◆ EXTRACTED MATERIAL ◆

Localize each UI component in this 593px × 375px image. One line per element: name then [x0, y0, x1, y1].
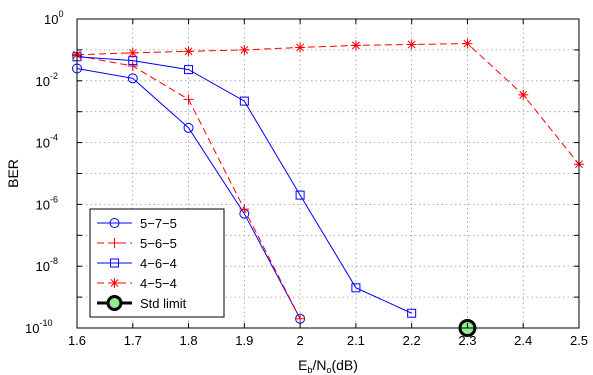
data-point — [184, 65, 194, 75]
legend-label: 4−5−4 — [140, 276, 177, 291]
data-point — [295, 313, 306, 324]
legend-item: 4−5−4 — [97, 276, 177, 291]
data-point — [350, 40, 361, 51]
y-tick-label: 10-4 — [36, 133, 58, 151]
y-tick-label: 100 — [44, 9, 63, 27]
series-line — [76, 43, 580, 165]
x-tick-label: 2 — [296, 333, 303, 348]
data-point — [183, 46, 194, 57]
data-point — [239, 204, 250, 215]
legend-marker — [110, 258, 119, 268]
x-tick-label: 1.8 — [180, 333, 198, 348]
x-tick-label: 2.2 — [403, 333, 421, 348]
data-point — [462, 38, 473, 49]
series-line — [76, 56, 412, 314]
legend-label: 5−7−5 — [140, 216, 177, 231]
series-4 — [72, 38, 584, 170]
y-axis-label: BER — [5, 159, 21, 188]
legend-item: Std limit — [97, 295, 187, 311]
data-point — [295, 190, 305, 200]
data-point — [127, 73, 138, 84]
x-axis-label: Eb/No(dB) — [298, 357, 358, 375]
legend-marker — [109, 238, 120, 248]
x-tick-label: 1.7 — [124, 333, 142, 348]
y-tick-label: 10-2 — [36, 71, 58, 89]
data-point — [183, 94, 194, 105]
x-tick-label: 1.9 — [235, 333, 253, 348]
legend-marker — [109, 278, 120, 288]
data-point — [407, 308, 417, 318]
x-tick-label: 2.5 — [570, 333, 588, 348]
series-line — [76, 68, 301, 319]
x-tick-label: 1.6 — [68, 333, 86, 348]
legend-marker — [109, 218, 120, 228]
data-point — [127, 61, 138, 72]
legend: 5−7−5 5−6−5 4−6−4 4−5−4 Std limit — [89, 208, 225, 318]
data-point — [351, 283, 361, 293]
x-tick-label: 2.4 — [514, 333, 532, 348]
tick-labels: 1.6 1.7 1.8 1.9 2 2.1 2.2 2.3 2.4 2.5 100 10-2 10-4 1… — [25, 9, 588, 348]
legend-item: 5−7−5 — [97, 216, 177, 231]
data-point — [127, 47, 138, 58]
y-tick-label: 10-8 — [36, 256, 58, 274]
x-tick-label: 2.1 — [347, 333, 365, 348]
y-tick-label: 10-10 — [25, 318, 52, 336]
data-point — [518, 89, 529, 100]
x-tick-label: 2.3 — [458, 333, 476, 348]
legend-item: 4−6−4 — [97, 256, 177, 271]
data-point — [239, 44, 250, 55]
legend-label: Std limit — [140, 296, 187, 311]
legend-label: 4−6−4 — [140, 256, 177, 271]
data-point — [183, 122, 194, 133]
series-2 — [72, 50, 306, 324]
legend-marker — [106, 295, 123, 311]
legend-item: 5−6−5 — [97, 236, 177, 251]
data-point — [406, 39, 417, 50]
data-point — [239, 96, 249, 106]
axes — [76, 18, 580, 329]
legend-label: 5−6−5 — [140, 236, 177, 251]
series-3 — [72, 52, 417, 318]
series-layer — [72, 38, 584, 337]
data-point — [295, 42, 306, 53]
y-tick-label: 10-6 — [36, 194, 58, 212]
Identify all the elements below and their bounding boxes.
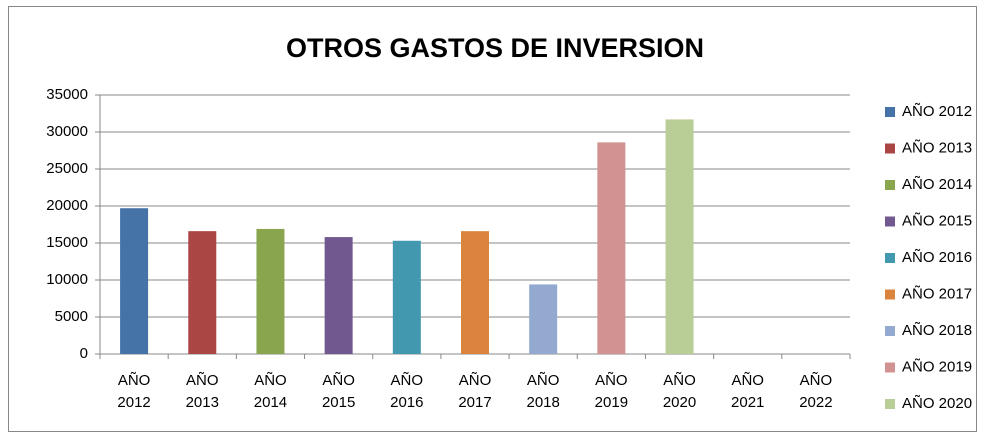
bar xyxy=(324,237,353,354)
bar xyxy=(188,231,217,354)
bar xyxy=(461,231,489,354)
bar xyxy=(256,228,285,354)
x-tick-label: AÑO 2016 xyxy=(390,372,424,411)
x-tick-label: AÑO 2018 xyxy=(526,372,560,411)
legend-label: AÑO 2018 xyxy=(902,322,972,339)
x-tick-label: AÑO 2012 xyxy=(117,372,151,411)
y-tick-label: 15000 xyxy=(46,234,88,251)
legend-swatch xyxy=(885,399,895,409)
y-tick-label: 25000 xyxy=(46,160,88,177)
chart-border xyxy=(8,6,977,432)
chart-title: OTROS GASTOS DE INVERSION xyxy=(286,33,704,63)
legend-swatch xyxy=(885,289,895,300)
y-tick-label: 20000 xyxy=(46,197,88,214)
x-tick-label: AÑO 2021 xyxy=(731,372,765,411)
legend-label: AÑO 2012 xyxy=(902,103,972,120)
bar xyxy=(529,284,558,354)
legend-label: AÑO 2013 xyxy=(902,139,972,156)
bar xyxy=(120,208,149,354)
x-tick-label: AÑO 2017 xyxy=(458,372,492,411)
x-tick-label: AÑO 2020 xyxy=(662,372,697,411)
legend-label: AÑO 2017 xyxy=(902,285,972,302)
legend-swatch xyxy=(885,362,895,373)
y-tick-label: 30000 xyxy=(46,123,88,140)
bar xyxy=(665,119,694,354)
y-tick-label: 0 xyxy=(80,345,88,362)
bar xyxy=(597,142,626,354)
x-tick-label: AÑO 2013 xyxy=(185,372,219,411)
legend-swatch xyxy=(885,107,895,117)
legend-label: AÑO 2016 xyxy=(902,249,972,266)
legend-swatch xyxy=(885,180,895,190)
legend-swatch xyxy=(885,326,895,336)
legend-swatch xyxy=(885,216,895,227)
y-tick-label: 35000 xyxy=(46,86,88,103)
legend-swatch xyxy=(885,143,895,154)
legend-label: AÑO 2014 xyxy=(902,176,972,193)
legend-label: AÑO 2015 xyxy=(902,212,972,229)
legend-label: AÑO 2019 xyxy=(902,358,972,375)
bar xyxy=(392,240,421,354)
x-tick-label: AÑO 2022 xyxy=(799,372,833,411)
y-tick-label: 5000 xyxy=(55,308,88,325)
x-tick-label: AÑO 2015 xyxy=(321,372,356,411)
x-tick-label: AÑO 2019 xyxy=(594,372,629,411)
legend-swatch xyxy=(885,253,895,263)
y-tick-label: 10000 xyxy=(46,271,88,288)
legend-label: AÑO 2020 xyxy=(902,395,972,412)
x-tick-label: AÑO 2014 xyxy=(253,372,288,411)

◆ GIVEN TASK ◆
Copy the material above line for line, with nothing changed, and omit the pictures from your copy.

◆ ANSWER TO THIS EXERCISE ◆
Localize each UI component in this 593px × 375px image. One line per element: name then [x0, y0, x1, y1].
data-point — [184, 65, 194, 75]
legend-label: 4−5−4 — [140, 276, 177, 291]
data-point — [295, 313, 306, 324]
legend-item: 4−5−4 — [97, 276, 177, 291]
data-point — [350, 40, 361, 51]
y-tick-label: 10-4 — [36, 133, 58, 151]
y-tick-label: 100 — [44, 9, 63, 27]
series-line — [76, 43, 580, 165]
x-tick-label: 2 — [296, 333, 303, 348]
data-point — [183, 46, 194, 57]
data-point — [239, 204, 250, 215]
legend-marker — [110, 258, 119, 268]
x-tick-label: 1.8 — [180, 333, 198, 348]
x-tick-label: 2.2 — [403, 333, 421, 348]
data-point — [462, 38, 473, 49]
series-line — [76, 56, 412, 314]
legend-label: 5−7−5 — [140, 216, 177, 231]
series-4 — [72, 38, 584, 170]
y-axis-label: BER — [5, 159, 21, 188]
legend-item: Std limit — [97, 295, 187, 311]
data-point — [295, 190, 305, 200]
data-point — [127, 73, 138, 84]
x-axis-label: Eb/No(dB) — [298, 357, 358, 375]
legend-marker — [109, 238, 120, 248]
x-tick-label: 1.7 — [124, 333, 142, 348]
y-tick-label: 10-2 — [36, 71, 58, 89]
data-point — [183, 94, 194, 105]
x-tick-label: 1.9 — [235, 333, 253, 348]
legend-marker — [109, 278, 120, 288]
data-point — [407, 308, 417, 318]
x-tick-label: 2.5 — [570, 333, 588, 348]
series-line — [76, 68, 301, 319]
x-tick-label: 1.6 — [68, 333, 86, 348]
legend-marker — [109, 218, 120, 228]
data-point — [127, 61, 138, 72]
legend: 5−7−5 5−6−5 4−6−4 4−5−4 Std limit — [89, 208, 225, 318]
data-point — [351, 283, 361, 293]
x-tick-label: 2.4 — [514, 333, 532, 348]
tick-labels: 1.6 1.7 1.8 1.9 2 2.1 2.2 2.3 2.4 2.5 100 10-2 10-4 1… — [25, 9, 588, 348]
legend-item: 5−7−5 — [97, 216, 177, 231]
data-point — [127, 47, 138, 58]
y-tick-label: 10-8 — [36, 256, 58, 274]
x-tick-label: 2.1 — [347, 333, 365, 348]
y-tick-label: 10-10 — [25, 318, 52, 336]
data-point — [518, 89, 529, 100]
x-tick-label: 2.3 — [458, 333, 476, 348]
legend-item: 4−6−4 — [97, 256, 177, 271]
data-point — [239, 44, 250, 55]
legend-label: Std limit — [140, 296, 187, 311]
legend-label: 4−6−4 — [140, 256, 177, 271]
data-point — [183, 122, 194, 133]
series-2 — [72, 50, 306, 324]
legend-marker — [106, 295, 123, 311]
legend-item: 5−6−5 — [97, 236, 177, 251]
data-point — [406, 39, 417, 50]
data-point — [239, 96, 249, 106]
axes — [76, 18, 580, 329]
legend-label: 5−6−5 — [140, 236, 177, 251]
series-3 — [72, 52, 417, 318]
series-layer — [72, 38, 584, 337]
data-point — [295, 42, 306, 53]
y-tick-label: 10-6 — [36, 194, 58, 212]
Identify all the elements below and their bounding boxes.
bar xyxy=(324,237,353,354)
bar xyxy=(188,231,217,354)
bar xyxy=(461,231,489,354)
bar xyxy=(256,228,285,354)
x-tick-label: AÑO 2016 xyxy=(390,372,424,411)
x-tick-label: AÑO 2018 xyxy=(526,372,560,411)
legend-label: AÑO 2018 xyxy=(902,322,972,339)
x-tick-label: AÑO 2012 xyxy=(117,372,151,411)
y-tick-label: 15000 xyxy=(46,234,88,251)
legend-swatch xyxy=(885,399,895,409)
y-tick-label: 25000 xyxy=(46,160,88,177)
chart-border xyxy=(8,6,977,432)
chart-title: OTROS GASTOS DE INVERSION xyxy=(286,33,704,63)
legend-swatch xyxy=(885,289,895,300)
y-tick-label: 20000 xyxy=(46,197,88,214)
x-tick-label: AÑO 2021 xyxy=(731,372,765,411)
legend-label: AÑO 2012 xyxy=(902,103,972,120)
bar xyxy=(529,284,558,354)
legend-label: AÑO 2013 xyxy=(902,139,972,156)
bar xyxy=(120,208,149,354)
x-tick-label: AÑO 2017 xyxy=(458,372,492,411)
x-tick-label: AÑO 2020 xyxy=(662,372,697,411)
legend-label: AÑO 2017 xyxy=(902,285,972,302)
legend-swatch xyxy=(885,362,895,373)
y-tick-label: 30000 xyxy=(46,123,88,140)
bar xyxy=(665,119,694,354)
y-tick-label: 0 xyxy=(80,345,88,362)
bar xyxy=(597,142,626,354)
x-tick-label: AÑO 2013 xyxy=(185,372,219,411)
legend-swatch xyxy=(885,107,895,117)
legend-label: AÑO 2016 xyxy=(902,249,972,266)
legend-swatch xyxy=(885,180,895,190)
legend-swatch xyxy=(885,326,895,336)
legend-swatch xyxy=(885,216,895,227)
y-tick-label: 35000 xyxy=(46,86,88,103)
legend-swatch xyxy=(885,143,895,154)
legend-label: AÑO 2014 xyxy=(902,176,972,193)
legend-label: AÑO 2015 xyxy=(902,212,972,229)
legend-label: AÑO 2019 xyxy=(902,358,972,375)
bar xyxy=(392,240,421,354)
x-tick-label: AÑO 2022 xyxy=(799,372,833,411)
y-tick-label: 5000 xyxy=(55,308,88,325)
x-tick-label: AÑO 2015 xyxy=(321,372,356,411)
x-tick-label: AÑO 2019 xyxy=(594,372,629,411)
legend-swatch xyxy=(885,253,895,263)
y-tick-label: 10000 xyxy=(46,271,88,288)
legend-label: AÑO 2020 xyxy=(902,395,972,412)
x-tick-label: AÑO 2014 xyxy=(253,372,288,411)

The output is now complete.